NASA scientists are making an alarming prediction using a new tool to forecast what cities will be most vulnerable to flooding as the polar ice caps melt and raise sea levels. They used the spin and gravity of the Earth to predict where all this new water would be redistributed globally should the worst come to pass.

The findings were published in the journal Science Advances and suggest which ice sheets are of the biggest concern based on what cities they will most likely affect. It’s difficult to create forecasting models for future ice changes, which is part of the reason for this effort to shed some light on the subject. New York City appears to face an exceptionally grave risk, as Hurricane Sandy showed a few years ago.

They wanted to map out “fingerprint gradients” to form a new diagnosis tool that allow for better assessment of coastal flooding. The extent of the flooding is dependent not just on worldwide sea levels, but on things like the drainage system in that particular city, for example.

Data for review
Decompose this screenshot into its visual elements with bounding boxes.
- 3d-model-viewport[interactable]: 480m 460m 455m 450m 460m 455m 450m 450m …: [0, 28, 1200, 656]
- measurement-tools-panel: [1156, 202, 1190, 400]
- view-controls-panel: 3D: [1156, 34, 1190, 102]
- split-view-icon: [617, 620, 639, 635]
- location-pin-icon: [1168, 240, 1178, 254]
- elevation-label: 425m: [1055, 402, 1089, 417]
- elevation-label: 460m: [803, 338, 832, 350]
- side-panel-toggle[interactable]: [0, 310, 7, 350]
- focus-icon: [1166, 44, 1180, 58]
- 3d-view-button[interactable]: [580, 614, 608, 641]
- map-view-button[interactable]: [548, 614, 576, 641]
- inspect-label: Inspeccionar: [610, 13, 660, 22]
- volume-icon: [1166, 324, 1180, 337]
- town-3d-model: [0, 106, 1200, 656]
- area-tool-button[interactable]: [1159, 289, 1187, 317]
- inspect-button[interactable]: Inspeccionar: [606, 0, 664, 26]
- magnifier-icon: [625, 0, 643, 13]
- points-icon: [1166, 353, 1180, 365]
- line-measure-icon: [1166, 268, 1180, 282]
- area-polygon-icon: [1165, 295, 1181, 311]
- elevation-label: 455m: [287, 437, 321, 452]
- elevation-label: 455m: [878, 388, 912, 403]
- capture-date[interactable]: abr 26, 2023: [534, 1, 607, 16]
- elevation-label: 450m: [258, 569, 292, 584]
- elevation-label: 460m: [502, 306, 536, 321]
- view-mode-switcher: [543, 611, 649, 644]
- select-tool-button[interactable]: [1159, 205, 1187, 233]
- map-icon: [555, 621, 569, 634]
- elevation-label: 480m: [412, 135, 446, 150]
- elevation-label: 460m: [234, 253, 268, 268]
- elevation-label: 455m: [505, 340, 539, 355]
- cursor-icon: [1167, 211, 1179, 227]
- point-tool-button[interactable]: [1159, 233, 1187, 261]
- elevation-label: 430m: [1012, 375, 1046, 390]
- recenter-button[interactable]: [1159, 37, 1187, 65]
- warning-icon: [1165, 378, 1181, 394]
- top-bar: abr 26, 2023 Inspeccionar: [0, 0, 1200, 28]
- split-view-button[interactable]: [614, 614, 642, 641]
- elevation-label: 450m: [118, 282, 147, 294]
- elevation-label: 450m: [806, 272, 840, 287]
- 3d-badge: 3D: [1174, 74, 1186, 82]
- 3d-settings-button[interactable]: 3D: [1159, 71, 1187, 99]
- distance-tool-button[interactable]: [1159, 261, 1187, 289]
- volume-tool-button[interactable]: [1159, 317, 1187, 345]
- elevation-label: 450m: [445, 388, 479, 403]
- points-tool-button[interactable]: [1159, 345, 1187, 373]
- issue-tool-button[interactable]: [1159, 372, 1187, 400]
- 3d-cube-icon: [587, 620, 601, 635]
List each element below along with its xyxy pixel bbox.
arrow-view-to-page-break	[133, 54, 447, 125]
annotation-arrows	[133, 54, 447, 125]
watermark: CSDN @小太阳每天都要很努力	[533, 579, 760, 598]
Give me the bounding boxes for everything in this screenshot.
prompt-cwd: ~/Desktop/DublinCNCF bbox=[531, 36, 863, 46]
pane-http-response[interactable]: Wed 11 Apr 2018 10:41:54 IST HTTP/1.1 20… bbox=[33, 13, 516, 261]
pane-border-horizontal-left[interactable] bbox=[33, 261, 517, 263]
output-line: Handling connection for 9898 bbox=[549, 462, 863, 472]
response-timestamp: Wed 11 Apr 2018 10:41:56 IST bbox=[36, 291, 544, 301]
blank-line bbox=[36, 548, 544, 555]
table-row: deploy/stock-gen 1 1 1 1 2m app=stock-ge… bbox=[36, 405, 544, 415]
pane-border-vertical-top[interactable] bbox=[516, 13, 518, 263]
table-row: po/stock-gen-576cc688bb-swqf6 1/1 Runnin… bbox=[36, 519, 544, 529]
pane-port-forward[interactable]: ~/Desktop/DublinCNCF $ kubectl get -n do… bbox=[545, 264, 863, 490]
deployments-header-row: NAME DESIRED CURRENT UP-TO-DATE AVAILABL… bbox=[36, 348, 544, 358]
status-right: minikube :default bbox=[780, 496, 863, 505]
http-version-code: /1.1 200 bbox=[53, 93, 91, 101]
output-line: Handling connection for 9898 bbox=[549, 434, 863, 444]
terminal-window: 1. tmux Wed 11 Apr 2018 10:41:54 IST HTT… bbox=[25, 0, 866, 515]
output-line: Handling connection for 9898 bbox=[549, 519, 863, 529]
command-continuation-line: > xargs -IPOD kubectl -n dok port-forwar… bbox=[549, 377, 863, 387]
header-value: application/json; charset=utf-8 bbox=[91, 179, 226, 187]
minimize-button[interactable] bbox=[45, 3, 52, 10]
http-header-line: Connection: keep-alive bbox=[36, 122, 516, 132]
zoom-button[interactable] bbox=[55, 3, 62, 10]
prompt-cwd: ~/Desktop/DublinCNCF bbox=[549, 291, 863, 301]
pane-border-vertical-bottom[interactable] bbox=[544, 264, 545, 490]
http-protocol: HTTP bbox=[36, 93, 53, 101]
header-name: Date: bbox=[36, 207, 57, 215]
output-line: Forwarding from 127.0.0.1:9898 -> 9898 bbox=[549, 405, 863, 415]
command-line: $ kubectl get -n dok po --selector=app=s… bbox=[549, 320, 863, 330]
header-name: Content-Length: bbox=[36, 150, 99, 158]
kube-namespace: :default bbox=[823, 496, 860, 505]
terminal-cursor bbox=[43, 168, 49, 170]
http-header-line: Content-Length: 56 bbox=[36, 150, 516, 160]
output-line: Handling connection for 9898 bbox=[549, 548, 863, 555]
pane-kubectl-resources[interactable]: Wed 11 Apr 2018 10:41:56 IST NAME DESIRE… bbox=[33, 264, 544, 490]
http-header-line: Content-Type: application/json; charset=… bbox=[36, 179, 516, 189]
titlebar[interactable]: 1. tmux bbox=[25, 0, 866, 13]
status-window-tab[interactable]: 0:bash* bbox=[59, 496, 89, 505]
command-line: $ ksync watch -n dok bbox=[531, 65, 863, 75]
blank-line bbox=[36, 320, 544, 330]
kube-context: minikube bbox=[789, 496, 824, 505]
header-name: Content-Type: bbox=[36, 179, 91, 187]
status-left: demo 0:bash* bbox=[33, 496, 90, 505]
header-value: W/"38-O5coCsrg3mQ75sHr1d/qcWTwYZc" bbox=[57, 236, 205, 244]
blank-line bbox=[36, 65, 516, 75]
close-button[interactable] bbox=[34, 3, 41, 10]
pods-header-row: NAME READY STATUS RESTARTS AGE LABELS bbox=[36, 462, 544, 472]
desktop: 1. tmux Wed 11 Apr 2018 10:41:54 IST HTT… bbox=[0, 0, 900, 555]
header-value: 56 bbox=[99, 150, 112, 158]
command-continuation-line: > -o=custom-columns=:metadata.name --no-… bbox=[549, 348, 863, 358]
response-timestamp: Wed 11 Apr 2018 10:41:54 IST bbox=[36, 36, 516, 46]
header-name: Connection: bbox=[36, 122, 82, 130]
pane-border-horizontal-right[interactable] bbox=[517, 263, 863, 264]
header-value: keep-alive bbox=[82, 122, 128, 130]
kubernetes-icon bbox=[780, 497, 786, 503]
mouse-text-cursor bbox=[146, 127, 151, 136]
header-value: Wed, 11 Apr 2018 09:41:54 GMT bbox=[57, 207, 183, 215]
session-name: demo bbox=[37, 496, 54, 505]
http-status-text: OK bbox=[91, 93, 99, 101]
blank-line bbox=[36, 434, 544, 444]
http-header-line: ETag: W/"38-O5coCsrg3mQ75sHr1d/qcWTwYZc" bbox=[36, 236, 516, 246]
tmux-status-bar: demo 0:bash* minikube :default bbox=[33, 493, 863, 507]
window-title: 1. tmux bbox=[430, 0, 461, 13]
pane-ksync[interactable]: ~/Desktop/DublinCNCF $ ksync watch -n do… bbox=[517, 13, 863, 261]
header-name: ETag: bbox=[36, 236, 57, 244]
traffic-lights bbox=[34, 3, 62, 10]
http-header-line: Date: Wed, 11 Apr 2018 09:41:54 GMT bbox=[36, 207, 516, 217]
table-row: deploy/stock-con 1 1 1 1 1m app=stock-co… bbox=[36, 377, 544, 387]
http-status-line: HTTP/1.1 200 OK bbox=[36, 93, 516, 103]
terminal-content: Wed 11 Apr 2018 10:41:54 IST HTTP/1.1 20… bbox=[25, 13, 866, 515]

Activities
**1)** In the article on NASA's sea-level flood forecasting, which journal published the findings?
**2)** Continue the article on NASA's sea-level flood forecasting from the point where it stops.

Answers by item
**1)** Science Advances.

**2)**
“The flood hazard in New York City depends on both storm surges and rising sea levels,” reads the intro from the paper. “We combine modeled storm surges with probabilistic sea-level rise projections to asses s future coastal inundation in New York City from the preindustrial era through 2300 CE. The storm surges are derived from large sets of synthetic tropical cyclones, downscaled from RCP8.5 simulations from three CMIP5 models. The sea-level rise projections account for potential partial collapse of the Antarctic ice sheet in assessing future coastal inundation.

“CMIP5 models indicate that there will be minimal change in storm-surge heights from 2010 to 2100 or 2300, because the predicted strengthening of the strongest storms will be compensated by storm tracks moving offshore at the latitude of New York City. However, projected sea-level rise causes overall flood heights associated with tropical cyclones in New York City in coming centuries to increase greatly compared with preindustrial or modern flood heights.”